→ **READING PASSAGE**:
<<<<

WEST virginia legislature

2019 regular session

Enrolled

Committee Substitute

for

Senate Bill 270

By Senators Carmichael (Mr. President) and Prezioso (By Request of the Executive)

[Passed February 21, 2019; in effect from passage]

 

 

AN ACT to amend and reenact §17-2A-17a of the Code of West Virginia, 1931, as amended; and to amend and reenact §17-2E-2, §17-2E-3, §17-2E-5, and §17-2E-6 of said code, all relating to the use of state-owned rights-of-way; modifying requirements related to accommodation leases; providing for the determination of fair market value and compensation for accommodation leases; amending procedures and requirements of the state’s dig once policy; modifying definitions; providing for the determination of fair market value and compensation to Division of Highways relating to dig once policy; modifying notice requirements for permit applicants; amending procedures for the adjudication of disputes between telecommunications carriers; providing certain exemptions from dig once requirements; and authorizing the Division of Highways to, upon approval of the Governor, transfer or assign the ownership, control, or any rights related to any in-kind compensation received by the division to any other state agency.

Be it enacted by the Legislature of West Virginia:


ARTICLE 2A. WEST VIRGINIA COMMISSIONER OF HIGHWAYS.


§17-2A-17a. Acquisition of property for utility accommodation purposes; “utility” defined.


(a) The Legislature finds that it is in the public interest for utility facilities to be accommodated on the right-of-way of state highways when such use and occupancy of the highway right-of-way does not adversely affect highway or traffic safety or otherwise impair the highway or its aesthetic quality, and does not conflict with the provisions of federal, state, or local laws, legislative rules, or agency policies. Utilities provide essential services to the general public and, as a matter of sound economic public policy and law, utilities have used state road rights-of-way for transmitting and distributing their services. The accommodation of utility facilities on the rights-of-way of state highways serves an important public purpose by increasing public access to utility services.

(b) “Utility” means, for purposes of this chapter, any privately, publicly, or cooperatively owned line, facility, or system for producing, transmitting, or distributing communications, data, information, video services, power, electricity, light, heat, gas, oil, crude products, water, steam, waste, stormwater not connected with highway drainage, or any other similar commodity, including any fire or police signal system or street lighting system, which directly or indirectly serves the public. The term “utility” also includes those similar facilities which are owned or leased by a government agency for its own use, or otherwise dedicated solely to governmental use, or those facilities which are owned or leased by a local exchange carrier, as defined by 150 CSR 6.

>>>>

→ **THE REQUEST**:
Carry the West Virginia bill on the use of state-owned highway rights-of-way forward from its final sentence. The lines that follow play no part in this exercise.

→ **DATA PROVIDED**:
<<<<

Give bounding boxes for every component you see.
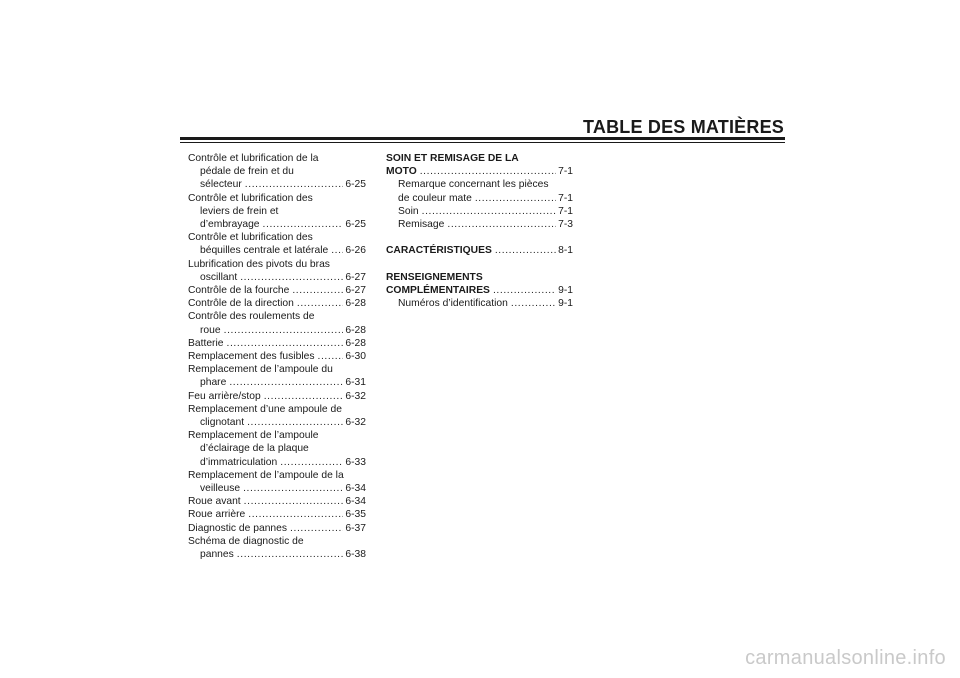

>>>>

→ **EXPECTED ANSWER**:
(c) In addition to all other powers given and assigned to the commissioner in this chapter, the commissioner may acquire, either temporarily or permanently, in the name of the division, and adjacent to public roadways or highways, all real or personal property, public or private, or any interests or rights therein, including any easement, riparian right, or right of access, determined by the commissioner to be necessary for present or presently foreseeable future utility accommodation purposes.

(d) Notwithstanding any provision of this article to the contrary, the commissioner may lease real property held by the division or any interest or right in the property, including airspace rights, if any, for the purpose of accommodating any utility providing telecommunications or broadband services that has requested a lease if the commissioner finds, in his or her sole discretion, that entering into the lease agreement with such utility is in the public interest. The execution and governance of such accommodation leases are subject to the following:

(1) The term of any accommodation lease authorized by this section may not exceed 30 years;

(2) Neither competitive bids nor public solicitations are required prior to entering into a utility accommodation lease;

(3) Any utility accommodation lease shall require the utility to pay fair market value for the real property interest as determined by the commissioner: Provided, That because the social, environmental, and economic benefits from such use of state highway rights-of-way is of overwhelming value to the citizens of this state and is in the overall public interest, the division shall establish the fair market value for purposes of this article at $0 in monetary compensation: Provided, however, That a utility accommodation lease may include provisions that convey the state in-kind compensation if the lease includes multiple districts of the Division of Highways;

(4) For any utility which is not subject to the jurisdiction of the Public Service Commission, an accommodation lease may not contain any exclusivity provisions;

(5) The provisions of this subsection do not require any utility to lease any real property, or any interest or right in the property, from the commissioner; and

(6) The ownership, control, or any rights related to any in-kind compensation received by the division may, upon written approval of the Governor, be transferred or assigned to any other state agency.

ARTICLE 2E. DIG ONCE POLICY.


§17-2E-2. Definitions.


In this article, unless the context otherwise requires:

(1) “Broadband conduit” or “conduit” means a conduit, innerduct, or microduct for fiber optic cables that support facilities for broadband service.

(2) “Broadband service” has the same meaning as defined in §31G-1-2 of this code.

(3) “Council” means the Broadband Enhancement Council.

(4) “Direct bury” means the burying of telecommunications wire or cable directly into the ground by means of plowing or direct insertion without the opening of a trench and without the installation of conduit or innerduct.

(5) “Division” means the Division of Highways.

(6) “Longitudinal access” means access to or the use of any part of a right-of-way that extends generally parallel to the traveled right-of-way.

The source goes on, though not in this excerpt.